Source text =
+ + + + +

Information on frames and frame properties

A frame is stored in a mat-file. These functions display information and properties for the frames.

FrameInfo displays information about the frame stored in a mat-file
FrameProperties finds, displays and returns some properties of a frame F. This function is closely related to Chapter 7 in my thesis.
FramePropertiesObjFun is an objective function used in FrameProperties
MCsimF is Monte Carlo simulation for the frame F, also used in FrameProperties
PlotF plots the column vectors of the one-dimensional frame F
PlotF2D plots the image blocks in 2D frame F
PlotFt plots the image (texture) blocks in frame F, this function is a variant of PlotF2D.
PlotSNR plots development in SNR after each iteration during training

Example functions

These functions give examples on how to use other functions to do a specific task.

FrameDesignEx designs example frames for an AR(1) signal.
SignalExpansion tests many different methods for signal expansion.
TestGenLloyd tests the function GenLloyd

Signal representation

The (sparse) signal representations done by these functions are different kinds of signal expansions.

The main functions are

Decom1D decomposes a 1D-signal into expansion coefficients.
Decom2D decomposes a 2D-signal (image) into expansion coefficients.
Ttimes does the operation Y=T*X, where T represent a filter bank or a transform.

The other functions are

ImDC splits an image into DC component and residual, or opposite.
Reorder reorders distinct image blocks into columns, or vice versa.
GetELT is Extended Lapped (orthogonal) Transform, ELT, of size 4NxN
GetHaar finds the NxN Haar matrix
GetLOT is Lapped Orthogonal Transform of size 2NxN
GetWave gets a synthesis transform matrix based on a dyadic wavelet filter bank.
C_ana is the analysis part of an IIR filter bank based on all-pass filters
C_anablock is an analysis block in a FIR two channel filter bank
C_anafb is tree structured analysis filter bank using IIR filter.
C_syn is the synthesis part of an IIR filter bank based on all-pass filters
C_synblock is a synthesis block in a FIR two channel filter bank
C_synfb is tree structured synthesis filter bank using IIR filter.

Frame design

The main functions are

DesignF designs the frame and store it in FrameFile
DesignFb is a stripped version of DesignF, only for block-oriented frame.

Functions for initializing the frame

SetF03 sets F using initial values from DCT/Haar/LOT/ELT/eye/randn
SetF05 sets F as a general filter bank, using initial values from FIR filters
SetF06 sets F as a general filter bank, using initial values from a wavelet
SetF07 sets F as a general filter bank with N=8, K=16, P=6 and Q=208
SetFfromImage sets F as a frame of randomly selected blocks from image B.
GenLloyd sets or designs a codebook (frame) by the Generalized Lloyd Algorithm

The other functions are

BulidFg builds the Fg matrix from F vector and G matrix.
BulidG builds the G matrix and F vector from Fg matrix.
MapCD makes the tables that map from WWT (or W*W') to C.
NormalizeF normalizes the synthesis vectors in frame F.

Vector selection, Matching Pursuit algorithms

Downloads of the Matlab-files are available at the top of this page.

+ + + + +

Record extracts =

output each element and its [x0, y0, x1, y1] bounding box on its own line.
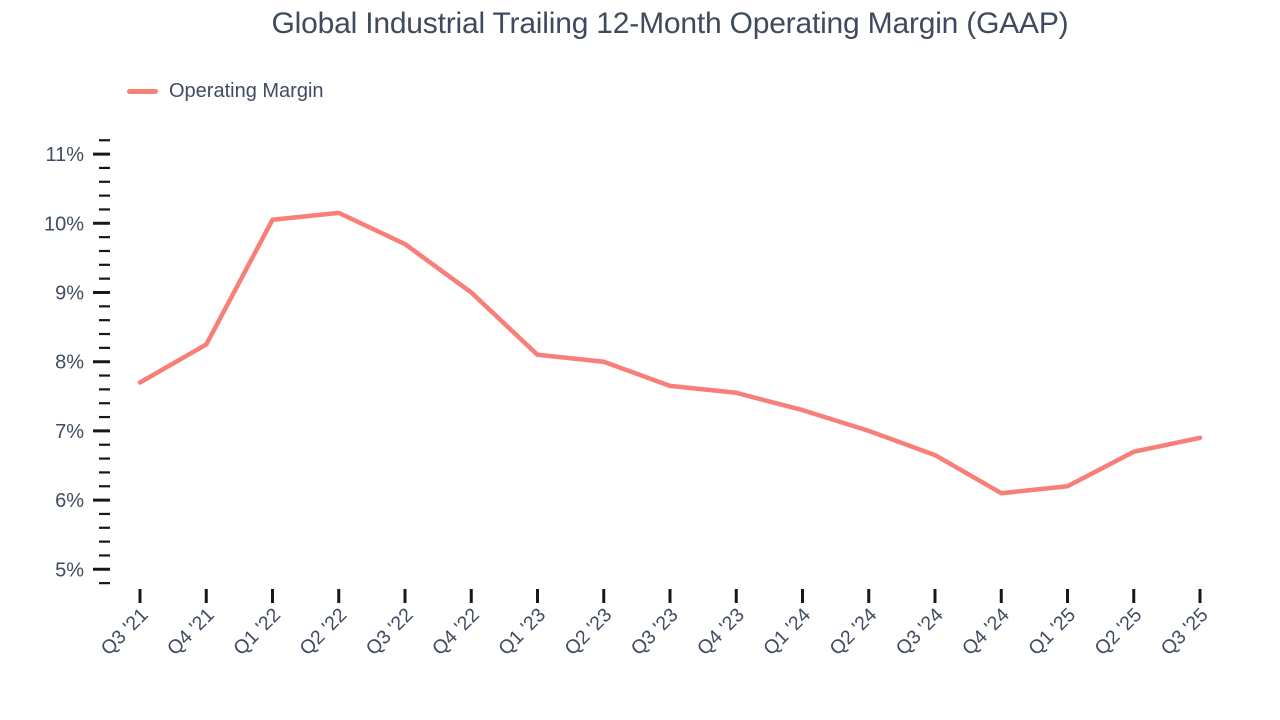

+ + + + +

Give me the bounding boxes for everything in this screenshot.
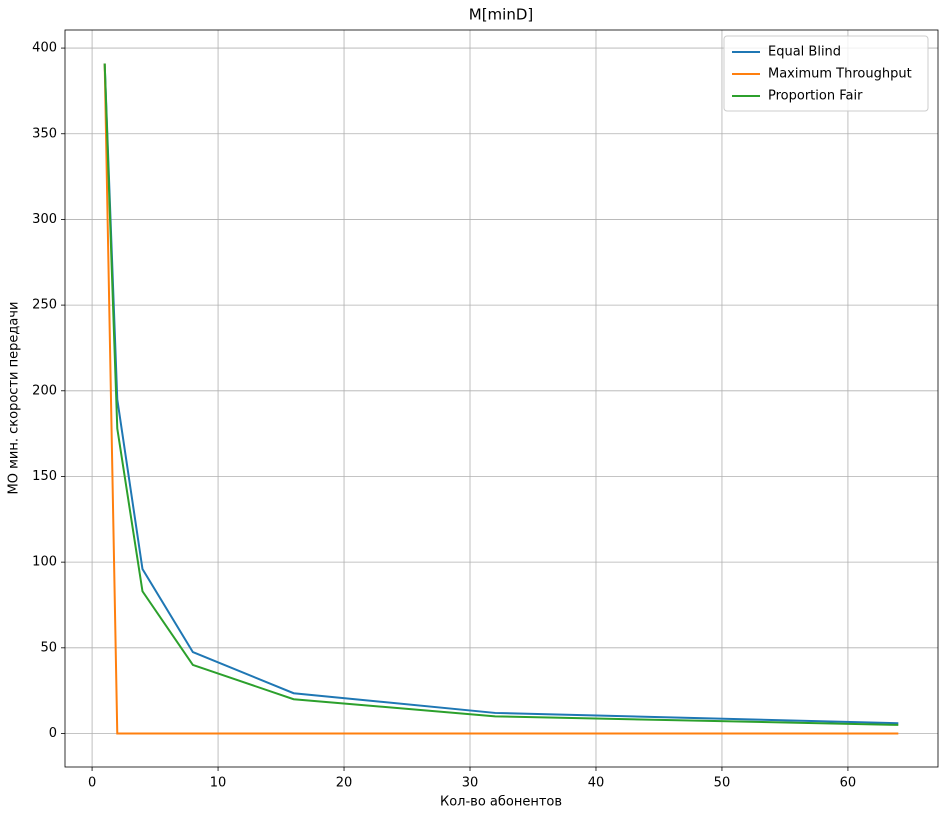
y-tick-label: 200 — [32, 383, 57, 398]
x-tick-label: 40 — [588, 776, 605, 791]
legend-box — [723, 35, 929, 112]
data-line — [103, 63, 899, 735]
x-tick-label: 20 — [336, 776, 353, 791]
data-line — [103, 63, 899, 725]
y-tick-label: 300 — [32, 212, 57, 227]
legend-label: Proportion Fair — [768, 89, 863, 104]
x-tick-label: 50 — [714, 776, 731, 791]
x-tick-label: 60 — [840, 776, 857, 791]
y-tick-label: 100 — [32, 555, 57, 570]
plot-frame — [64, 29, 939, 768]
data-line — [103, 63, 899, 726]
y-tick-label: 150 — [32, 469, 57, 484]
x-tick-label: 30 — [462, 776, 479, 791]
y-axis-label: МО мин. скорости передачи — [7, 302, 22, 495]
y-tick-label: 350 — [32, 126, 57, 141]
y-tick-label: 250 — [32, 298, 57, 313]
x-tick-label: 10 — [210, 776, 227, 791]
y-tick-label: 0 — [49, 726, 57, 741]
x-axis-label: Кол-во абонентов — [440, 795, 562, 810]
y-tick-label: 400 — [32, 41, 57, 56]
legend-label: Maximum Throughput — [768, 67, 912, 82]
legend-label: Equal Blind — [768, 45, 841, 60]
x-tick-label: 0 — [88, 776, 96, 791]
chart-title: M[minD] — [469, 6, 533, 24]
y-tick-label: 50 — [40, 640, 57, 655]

+ + + + +

Requests =
1. Quote the Matlab function list starting with "Information on frames" and going on through "variant of PlotF2D.".
2. According to the Matlab function list, what values of N, K, P and Q does SetF07 use?
3. Write what follows the final sentence of the Matlab function list.
The data were taken from a different source.

Task-by-task answers =
1.
Information on frames and frame properties

A frame is stored in a mat-file. These functions display information and properties for the frames.

FrameInfo displays information about the frame stored in a mat-file
FrameProperties finds, displays and returns some properties of a frame F. This function is closely related to Chapter 7 in my thesis.
FramePropertiesObjFun is an objective function used in FrameProperties
MCsimF is Monte Carlo simulation for the frame F, also used in FrameProperties
PlotF plots the column vectors of the one-dimensional frame F
PlotF2D plots the image blocks in 2D frame F
PlotFt plots the image (texture) blocks in frame F, this function is a variant of PlotF2D.

2. N=8, K=16, P=6 and Q=208.

3.
I recommend that you read the overview of the matching pursuit algorithms for vector selection that is given in the article presented at the NORSIG-2003 conference in Bergen, Norway. The abstract is:

In this paper a new algorithm for vector selection in signal representation problems is proposed, we call it Partial Search (PS). The vector selection problem is described, and one group of algorithms for solving this problem, the Matching Pursuit (MP) algorithms, is reviewed. The proposed algorithm is based on the Order Recursive Matching Pursuit (ORMP) algorithm, it extends ORMP by searching a larger part of the solution space in an effective way. The PS algorithm tests up to a given number of possible solutions and returns the best, while ORMP is a greedy algorithm testing and returning only one possible solution. A detailed description of PS is given. In the end some examples of its performance are given, showing that PS performs very well, that the representation error is considerable reduced and that the probability of finding the optimal solution is increased compared to ORMP, even when only a small part of the solution space is searched.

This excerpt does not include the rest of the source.